• _AIM OF THE EXERCISE_: Return each line of the records holding the string "الواحد".

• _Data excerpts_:

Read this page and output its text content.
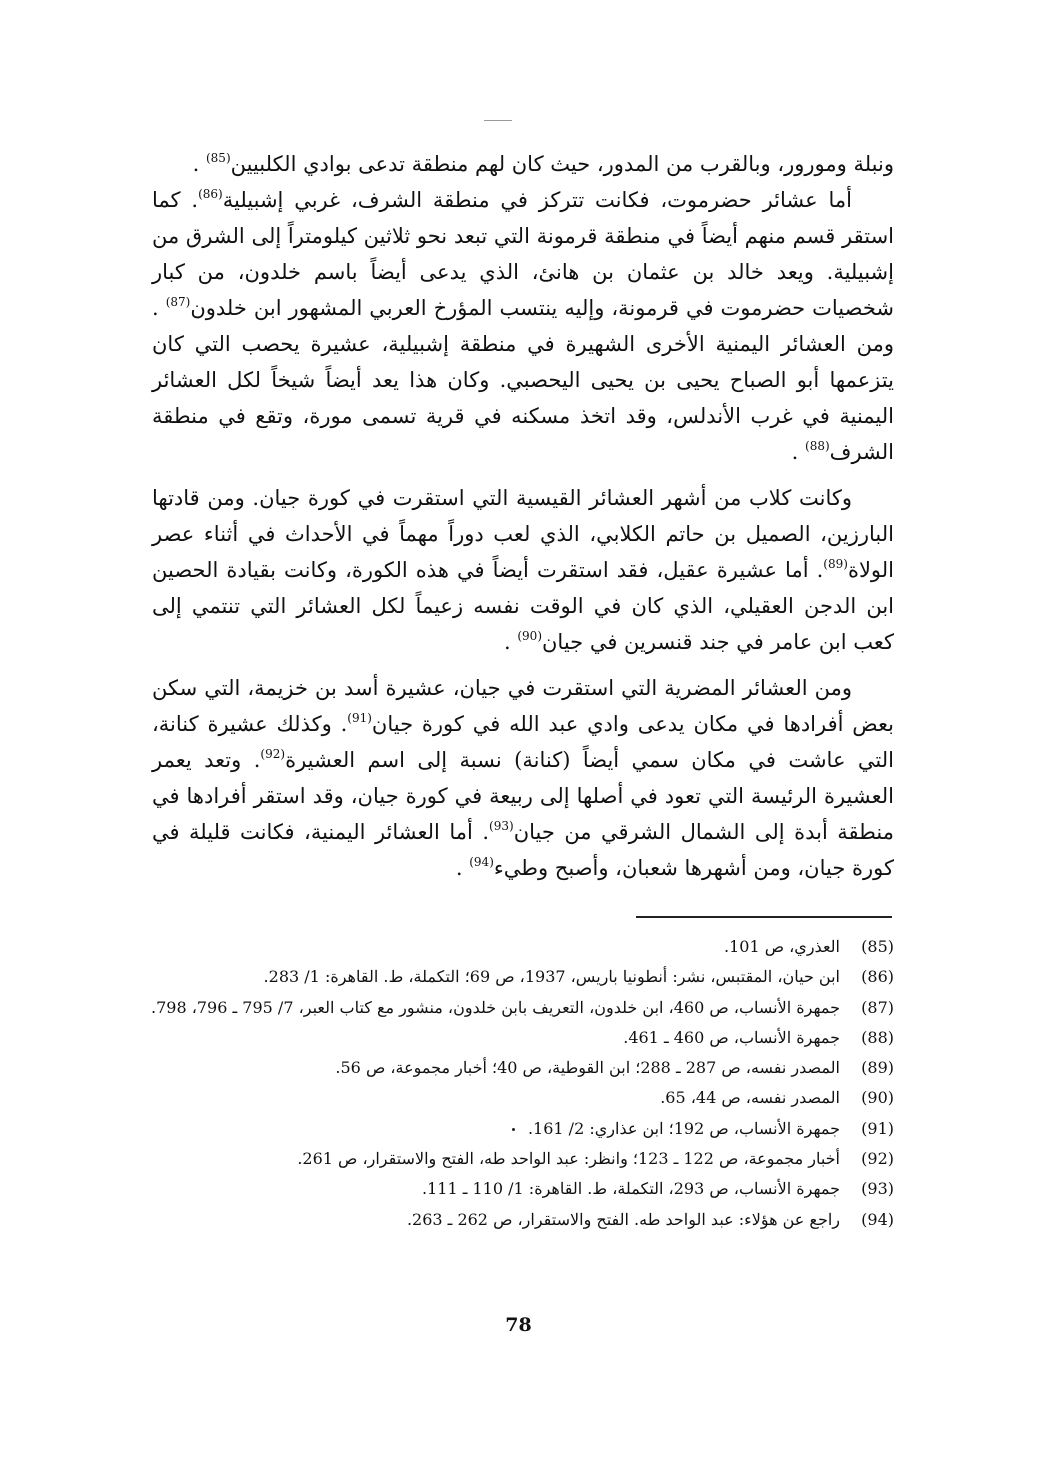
ونبلة ومورور، وبالقرب من المدور، حيث كان لهم منطقة تدعى بوادي الكلبيين$^{(85)}$ .

أما عشائر حضرموت، فكانت تتركز في منطقة الشرف، غربي إشبيلية$^{(86)}$. كما استقر قسم منهم أيضاً في منطقة قرمونة التي تبعد نحو ثلاثين كيلومتراً إلى الشرق من إشبيلية. ويعد خالد بن عثمان بن هانئ، الذي يدعى أيضاً باسم خلدون، من كبار شخصيات حضرموت في قرمونة، وإليه ينتسب المؤرخ العربي المشهور ابن خلدون$^{(87)}$ . ومن العشائر اليمنية الأخرى الشهيرة في منطقة إشبيلية، عشيرة يحصب التي كان يتزعمها أبو الصباح يحيى بن يحيى اليحصبي. وكان هذا يعد أيضاً شيخاً لكل العشائر اليمنية في غرب الأندلس، وقد اتخذ مسكنه في قرية تسمى مورة، وتقع في منطقة الشرف$^{(88)}$ .

وكانت كلاب من أشهر العشائر القيسية التي استقرت في كورة جيان. ومن قادتها البارزين، الصميل بن حاتم الكلابي، الذي لعب دوراً مهماً في الأحداث في أثناء عصر الولاة$^{(89)}$. أما عشيرة عقيل، فقد استقرت أيضاً في هذه الكورة، وكانت بقيادة الحصين ابن الدجن العقيلي، الذي كان في الوقت نفسه زعيماً لكل العشائر التي تنتمي إلى كعب ابن عامر في جند قنسرين في جيان$^{(90)}$ .

ومن العشائر المضرية التي استقرت في جيان، عشيرة أسد بن خزيمة، التي سكن بعض أفرادها في مكان يدعى وادي عبد الله في كورة جيان$^{(91)}$. وكذلك عشيرة كنانة، التي عاشت في مكان سمي أيضاً (كنانة) نسبة إلى اسم العشيرة$^{(92)}$. وتعد يعمر العشيرة الرئيسة التي تعود في أصلها إلى ربيعة في كورة جيان، وقد استقر أفرادها في منطقة أبدة إلى الشمال الشرقي من جيان$^{(93)}$. أما العشائر اليمنية، فكانت قليلة في كورة جيان، ومن أشهرها شعبان، وأصبح وطيء$^{(94)}$ .

(85)
العذري، ص 101.
(86)
ابن حيان، المقتبس، نشر: أنطونيا باريس، 1937، ص 69؛ التكملة، ط. القاهرة: 1/ 283.
(87)
جمهرة الأنساب، ص 460، ابن خلدون، التعريف بابن خلدون، منشور مع كتاب العبر، 7/ 795 ـ 796، 798.
(88)
جمهرة الأنساب، ص 460 ـ 461.
(89)
المصدر نفسه، ص 287 ـ 288؛ ابن القوطية، ص 40؛ أخبار مجموعة، ص 56.
(90)
المصدر نفسه، ص 44، 65.
(91)
جمهرة الأنساب، ص 192؛ ابن عذاري: 2/ 161.
(92)
أخبار مجموعة، ص 122 ـ 123؛ وانظر: عبد الواحد طه، الفتح والاستقرار، ص 261.
(93)
جمهرة الأنساب، ص 293، التكملة، ط. القاهرة: 1/ 110 ـ 111.
(94)
راجع عن هؤلاء: عبد الواحد طه. الفتح والاستقرار، ص 262 ـ 263.
78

• _SOLUTION BELOW_:
أخبار مجموعة، ص 122 ـ 123؛ وانظر: عبد الواحد طه، الفتح والاستقرار، ص 261.
راجع عن هؤلاء: عبد الواحد طه. الفتح والاستقرار، ص 262 ـ 263.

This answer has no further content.